Selected text:
━━━━━━━━━━━━━━━━

Re: behaviour of ZWNBSP (was Re: Unicode and Kermit)

From: peter_constable@sil.org
Date: Mon Aug 16 1999 - 16:07:08 EDT


>Indeed. But surely this would not be taken as a single word
       even in the absence of ZWNBSPs: it contains a non-alphabetic
       character.

       Let's go back to Mark's examples:

>Suppose that there is a natural word break between XY, and no
       natural word break between YZ. Then here are the word counts:

       XY: 2
       YZ: 1
       X<ZWSP>Y: 2
       Y<ZWSP>Z: 2
       X<ZWNBSP>Y: 1
       Y<ZWNBSP>Z: 1

       In the example I gave (taken from the Unicode book),
       "base+delta", the pair "e+" falls into the category Mark gave
       for XY. His conclusion that adding ZWNBSP yielded one word.

>Thus this example does not settle the issue of
       whether "ap<ZWNBSP>ple" is one word or two.

       I was responding to the statement that this is (they are) two.

━━━━━━━━━━━━━━━━

Directive 1:
Update the records between the lines holding "x-tick-label: 2010 [162, 402, 186, 414]" and "y-tick-label: 60 [760, 350, 772, 362]", inclusive, by replacing "y-tick-label" with "y-axis-label" and keeping everything else the same. Return only those lines.

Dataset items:
━━━━━━━━━━━━━━━━

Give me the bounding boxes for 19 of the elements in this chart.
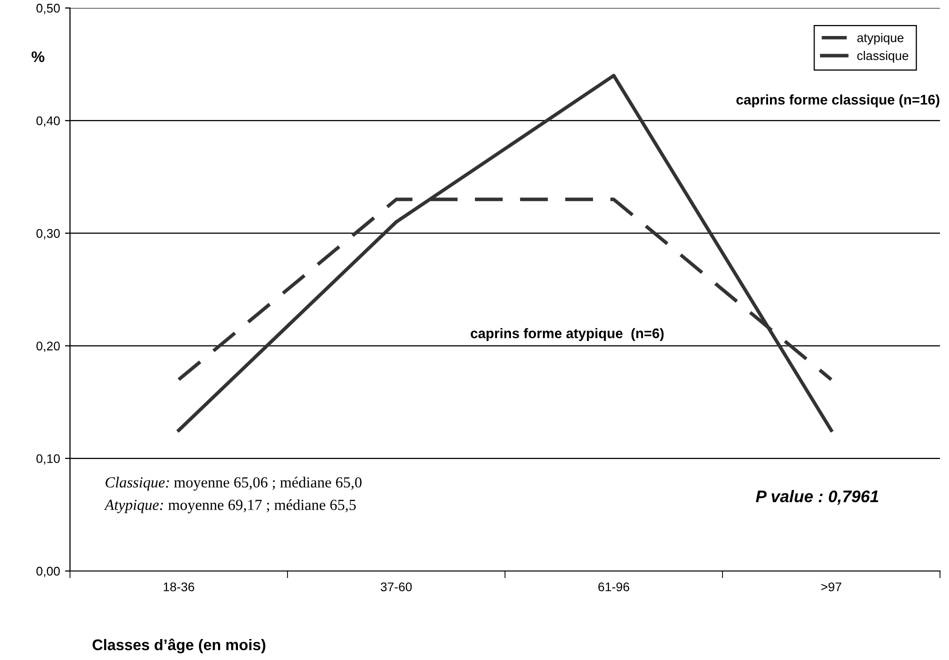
y-tick-label: 0,20: [36, 342, 60, 352]
y-tick-label: 0,10: [36, 454, 60, 465]
y-tick-label: 0,30: [36, 229, 60, 240]
x-tick-label: 37-60: [380, 582, 412, 592]
y-axis-title: %: [32, 51, 44, 62]
annotation: caprins forme classique (n=16): [736, 94, 940, 108]
annotation: P value : 0,7961: [756, 490, 878, 505]
x-tick-label: 18-36: [164, 582, 194, 592]
legend-label: atypique: [857, 33, 904, 45]
annotation: Atypique: moyenne 69,17 ; médiane 65,5: [104, 499, 356, 514]
annotation: Classique: moyenne 65,06 ; médiane 65,0: [106, 476, 362, 491]
y-tick-label: 0,50: [36, 4, 60, 14]
x-tick-label: >97: [821, 582, 842, 592]
y-tick-label: 0,40: [36, 116, 60, 127]
annotation: caprins forme atypique (n=6): [470, 328, 664, 342]
legend-label: classique: [857, 50, 908, 63]
y-tick-label: 0,00: [36, 566, 60, 578]
x-axis-title: Classes d’âge (en mois): [92, 638, 266, 654]
x-tick-label: 61-96: [598, 582, 630, 592]
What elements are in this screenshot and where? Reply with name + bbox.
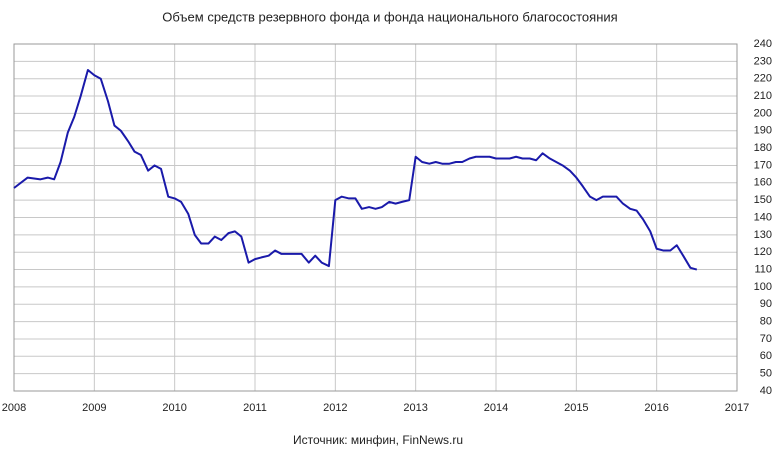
x-tick-label: 2010 [162, 402, 186, 414]
y-tick-label: 200 [754, 107, 772, 119]
y-tick-label: 240 [754, 38, 772, 50]
y-tick-label: 150 [754, 194, 772, 206]
y-tick-label: 230 [754, 55, 772, 67]
y-tick-label: 220 [754, 73, 772, 85]
x-tick-label: 2017 [725, 402, 749, 414]
data-line [13, 69, 698, 271]
y-tick-label: 120 [754, 246, 772, 258]
y-tick-label: 60 [760, 350, 772, 362]
y-tick-label: 80 [760, 316, 772, 328]
y-tick-label: 100 [754, 281, 772, 293]
x-tick-label: 2013 [403, 402, 427, 414]
x-tick-label: 2011 [243, 402, 267, 414]
x-tick-label: 2016 [644, 402, 668, 414]
y-tick-label: 40 [760, 385, 772, 397]
chart-title: Объем средств резервного фонда и фонда н… [162, 9, 617, 24]
y-tick-label: 140 [754, 211, 772, 223]
x-tick-label: 2012 [323, 402, 347, 414]
plot-border [13, 43, 738, 392]
x-tick-label: 2015 [564, 402, 588, 414]
x-tick-label: 2008 [2, 402, 26, 414]
y-tick-label: 180 [754, 142, 772, 154]
y-tick-label: 160 [754, 177, 772, 189]
x-tick-label: 2009 [82, 402, 106, 414]
x-tick-label: 2014 [484, 402, 508, 414]
y-tick-label: 130 [754, 229, 772, 241]
y-tick-label: 90 [760, 298, 772, 310]
y-tick-label: 210 [754, 90, 772, 102]
y-tick-label: 50 [760, 368, 772, 380]
y-tick-label: 70 [760, 333, 772, 345]
y-tick-label: 190 [754, 125, 772, 137]
source-note: Источник: минфин, FinNews.ru [293, 433, 463, 447]
y-tick-label: 170 [754, 159, 772, 171]
y-tick-label: 110 [754, 263, 772, 275]
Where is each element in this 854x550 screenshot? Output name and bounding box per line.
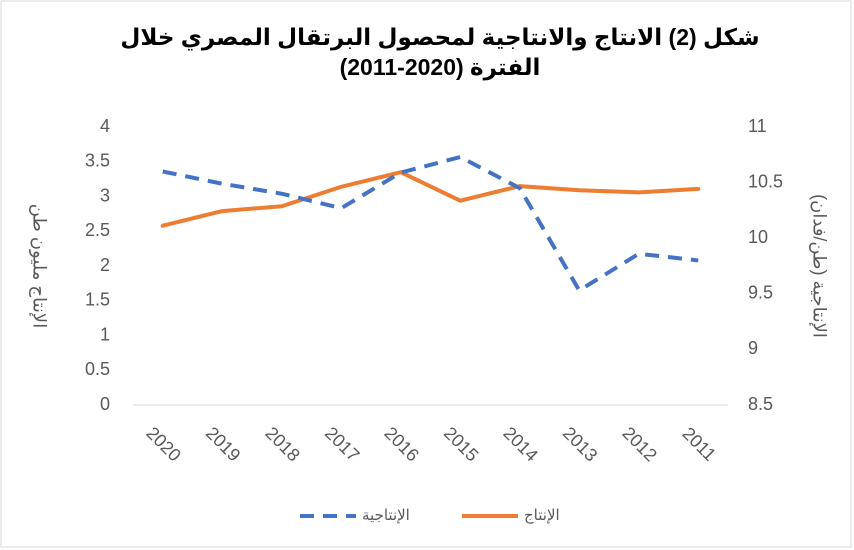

━━━━━━━━━━━━━━━━

Directive 2:
Check each statement against the ZWNBSP post and answer yes or no, quoting the words that decide it: (a) The post is dated Monday, August 16, 1999. (b) In Mark's examples, X<ZWSP>Y has a word count of 1. (c) The "base+delta" example came from the Unicode book.

Written response 1:
x-tick-label: 2010 [162, 402, 186, 414]
y-axis-label: 200 [754, 107, 772, 119]
y-axis-label: 240 [754, 38, 772, 50]
y-axis-label: 150 [754, 194, 772, 206]
y-axis-label: 230 [754, 55, 772, 67]
y-axis-label: 220 [754, 73, 772, 85]
x-tick-label: 2017 [725, 402, 749, 414]
data-line [13, 69, 698, 271]
y-axis-label: 120 [754, 246, 772, 258]
y-axis-label: 60 [760, 350, 772, 362]

Written response 2:
(a) Yes: "Date: Mon Aug 16 1999 - 16:07:08 EDT"
(b) No: "X<ZWSP>Y: 2"
(c) Yes: "In the example I gave (taken from the Unicode book),"